◆ TO BE DONE
Retype the records below exactly as they appear, but leave out any pictures.

begin DATA LISTING

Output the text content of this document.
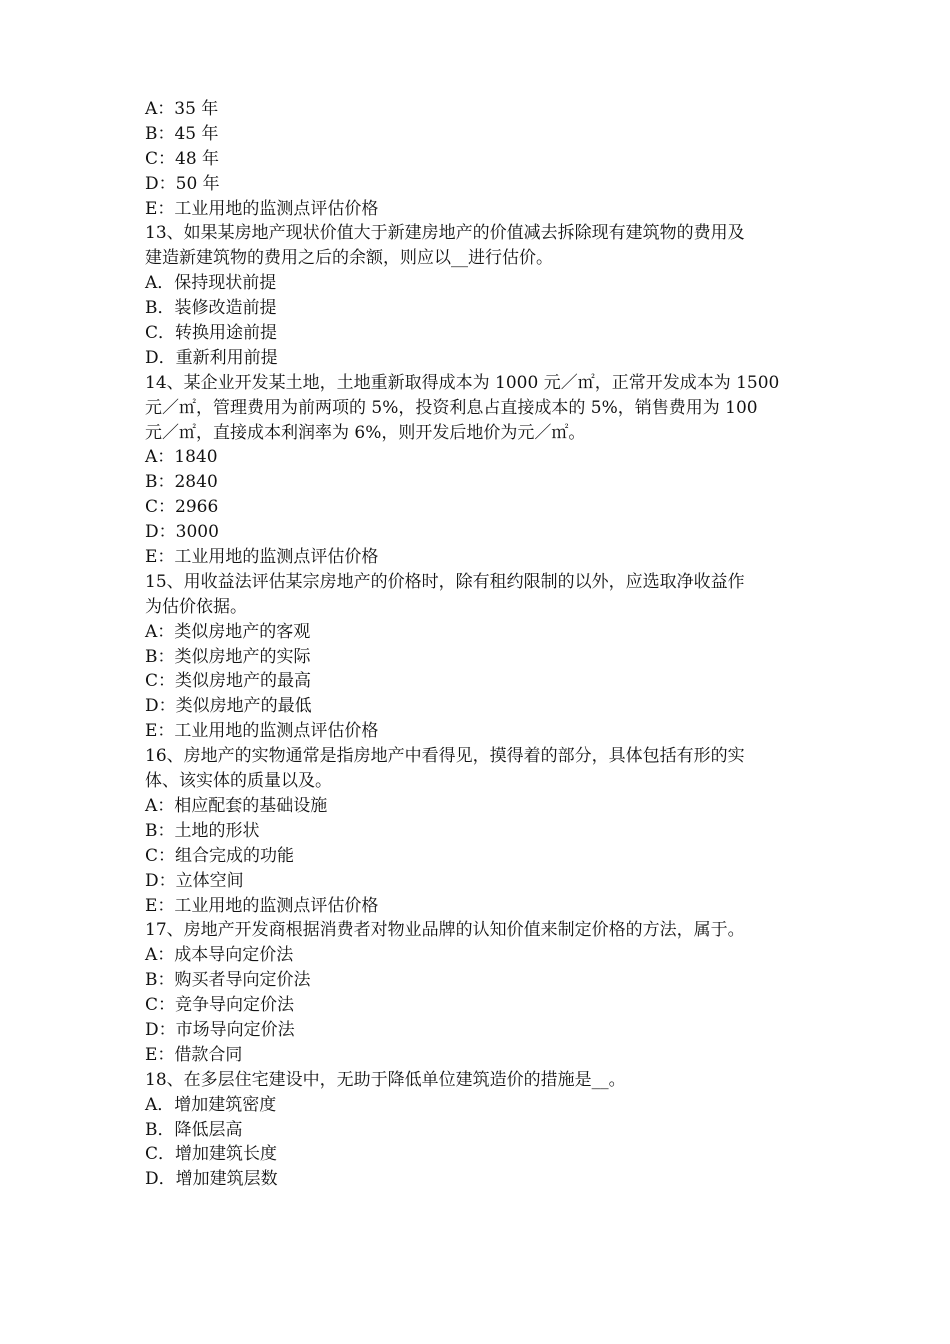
A：35 年
B：45 年
C：48 年
D：50 年
E：工业用地的监测点评估价格
13、如果某房地产现状价值大于新建房地产的价值减去拆除现有建筑物的费用及
建造新建筑物的费用之后的余额，则应以__进行估价。
A．保持现状前提
B．装修改造前提
C．转换用途前提
D．重新利用前提
14、某企业开发某土地，土地重新取得成本为 1000 元／㎡，正常开发成本为 1500
元／㎡，管理费用为前两项的 5%，投资利息占直接成本的 5%，销售费用为 100
元／㎡，直接成本利润率为 6%，则开发后地价为元／㎡。
A：1840
B：2840
C：2966
D：3000
E：工业用地的监测点评估价格
15、用收益法评估某宗房地产的价格时，除有租约限制的以外，应选取净收益作
为估价依据。
A：类似房地产的客观
B：类似房地产的实际
C：类似房地产的最高
D：类似房地产的最低
E：工业用地的监测点评估价格
16、房地产的实物通常是指房地产中看得见，摸得着的部分，具体包括有形的实
体、该实体的质量以及。
A：相应配套的基础设施
B：土地的形状
C：组合完成的功能
D：立体空间
E：工业用地的监测点评估价格
17、房地产开发商根据消费者对物业品牌的认知价值来制定价格的方法，属于。
A：成本导向定价法
B：购买者导向定价法
C：竞争导向定价法
D：市场导向定价法
E：借款合同
18、在多层住宅建设中，无助于降低单位建筑造价的措施是__。
A．增加建筑密度
B．降低层高
C．增加建筑长度
D．增加建筑层数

end DATA LISTING

◆ SOLUTION TO THE PROBLEM
Output the text content of this document.
A：35 年
B：45 年
C：48 年
D：50 年
E：工业用地的监测点评估价格
13、如果某房地产现状价值大于新建房地产的价值减去拆除现有建筑物的费用及
建造新建筑物的费用之后的余额，则应以__进行估价。
A．保持现状前提
B．装修改造前提
C．转换用途前提
D．重新利用前提
14、某企业开发某土地，土地重新取得成本为 1000 元／㎡，正常开发成本为 1500
元／㎡，管理费用为前两项的 5%，投资利息占直接成本的 5%，销售费用为 100
元／㎡，直接成本利润率为 6%，则开发后地价为元／㎡。
A：1840
B：2840
C：2966
D：3000
E：工业用地的监测点评估价格
15、用收益法评估某宗房地产的价格时，除有租约限制的以外，应选取净收益作
为估价依据。
A：类似房地产的客观
B：类似房地产的实际
C：类似房地产的最高
D：类似房地产的最低
E：工业用地的监测点评估价格
16、房地产的实物通常是指房地产中看得见，摸得着的部分，具体包括有形的实
体、该实体的质量以及。
A：相应配套的基础设施
B：土地的形状
C：组合完成的功能
D：立体空间
E：工业用地的监测点评估价格
17、房地产开发商根据消费者对物业品牌的认知价值来制定价格的方法，属于。
A：成本导向定价法
B：购买者导向定价法
C：竞争导向定价法
D：市场导向定价法
E：借款合同
18、在多层住宅建设中，无助于降低单位建筑造价的措施是__。
A．增加建筑密度
B．降低层高
C．增加建筑长度
D．增加建筑层数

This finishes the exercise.